Written instruction: Copy out all of the material exactly as presented.

Records for processing:
·····
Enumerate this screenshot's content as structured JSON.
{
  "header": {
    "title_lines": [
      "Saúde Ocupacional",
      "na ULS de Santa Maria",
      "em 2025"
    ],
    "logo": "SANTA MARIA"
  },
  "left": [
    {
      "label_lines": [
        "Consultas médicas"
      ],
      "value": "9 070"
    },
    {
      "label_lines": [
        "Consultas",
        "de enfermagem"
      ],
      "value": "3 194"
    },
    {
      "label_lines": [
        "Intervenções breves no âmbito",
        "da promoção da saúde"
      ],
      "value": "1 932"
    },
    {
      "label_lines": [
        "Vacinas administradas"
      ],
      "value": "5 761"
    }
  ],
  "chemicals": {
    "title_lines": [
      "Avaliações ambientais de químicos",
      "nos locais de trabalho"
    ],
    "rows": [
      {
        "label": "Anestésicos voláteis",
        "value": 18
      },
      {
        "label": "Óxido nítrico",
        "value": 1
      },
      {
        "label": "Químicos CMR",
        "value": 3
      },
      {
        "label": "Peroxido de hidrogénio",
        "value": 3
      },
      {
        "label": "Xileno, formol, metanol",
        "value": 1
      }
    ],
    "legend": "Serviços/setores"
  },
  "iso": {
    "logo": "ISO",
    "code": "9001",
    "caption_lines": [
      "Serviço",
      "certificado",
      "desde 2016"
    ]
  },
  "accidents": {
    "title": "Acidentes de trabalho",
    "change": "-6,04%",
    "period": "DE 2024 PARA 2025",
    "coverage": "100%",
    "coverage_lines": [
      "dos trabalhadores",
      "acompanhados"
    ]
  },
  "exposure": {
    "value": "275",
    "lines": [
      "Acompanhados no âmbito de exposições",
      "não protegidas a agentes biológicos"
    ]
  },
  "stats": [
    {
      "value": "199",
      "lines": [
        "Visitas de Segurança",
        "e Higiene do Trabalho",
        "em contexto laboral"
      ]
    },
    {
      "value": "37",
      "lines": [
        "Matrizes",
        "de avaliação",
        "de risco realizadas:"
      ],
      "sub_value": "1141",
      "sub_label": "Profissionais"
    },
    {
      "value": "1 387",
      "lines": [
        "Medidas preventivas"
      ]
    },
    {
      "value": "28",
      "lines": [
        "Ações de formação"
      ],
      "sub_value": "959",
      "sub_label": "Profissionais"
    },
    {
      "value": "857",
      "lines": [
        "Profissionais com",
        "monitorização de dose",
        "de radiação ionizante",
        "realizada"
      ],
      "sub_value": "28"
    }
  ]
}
·····
Result for this exercise:
Enumerate this screenshot's content as structured JSON.
{
  "header": {
    "title_lines": [
      "Saúde Ocupacional",
      "na ULS de Santa Maria",
      "em 2025"
    ],
    "logo": "SANTA MARIA"
  },
  "left": [
    {
      "label_lines": [
        "Consultas médicas"
      ],
      "value": "9 070"
    },
    {
      "label_lines": [
        "Consultas",
        "de enfermagem"
      ],
      "value": "3 194"
    },
    {
      "label_lines": [
        "Intervenções breves no âmbito",
        "da promoção da saúde"
      ],
      "value": "1 932"
    },
    {
      "label_lines": [
        "Vacinas administradas"
      ],
      "value": "5 761"
    }
  ],
  "chemicals": {
    "title_lines": [
      "Avaliações ambientais de químicos",
      "nos locais de trabalho"
    ],
    "rows": [
      {
        "label": "Anestésicos voláteis",
        "value": 18
      },
      {
        "label": "Óxido nítrico",
        "value": 1
      },
      {
        "label": "Químicos CMR",
        "value": 3
      },
      {
        "label": "Peroxido de hidrogénio",
        "value": 3
      },
      {
        "label": "Xileno, formol, metanol",
        "value": 1
      }
    ],
    "legend": "Serviços/setores"
  },
  "iso": {
    "logo": "ISO",
    "code": "9001",
    "caption_lines": [
      "Serviço",
      "certificado",
      "desde 2016"
    ]
  },
  "accidents": {
    "title": "Acidentes de trabalho",
    "change": "-6,04%",
    "period": "DE 2024 PARA 2025",
    "coverage": "100%",
    "coverage_lines": [
      "dos trabalhadores",
      "acompanhados"
    ]
  },
  "exposure": {
    "value": "275",
    "lines": [
      "Acompanhados no âmbito de exposições",
      "não protegidas a agentes biológicos"
    ]
  },
  "stats": [
    {
      "value": "199",
      "lines": [
        "Visitas de Segurança",
        "e Higiene do Trabalho",
        "em contexto laboral"
      ]
    },
    {
      "value": "37",
      "lines": [
        "Matrizes",
        "de avaliação",
        "de risco realizadas:"
      ],
      "sub_value": "1141",
      "sub_label": "Profissionais"
    },
    {
      "value": "1 387",
      "lines": [
        "Medidas preventivas"
      ]
    },
    {
      "value": "28",
      "lines": [
        "Ações de formação"
      ],
      "sub_value": "959",
      "sub_label": "Profissionais"
    },
    {
      "value": "857",
      "lines": [
        "Profissionais com",
        "monitorização de dose",
        "de radiação ionizante",
        "realizada"
      ],
      "sub_value": "28"
    }
  ]
}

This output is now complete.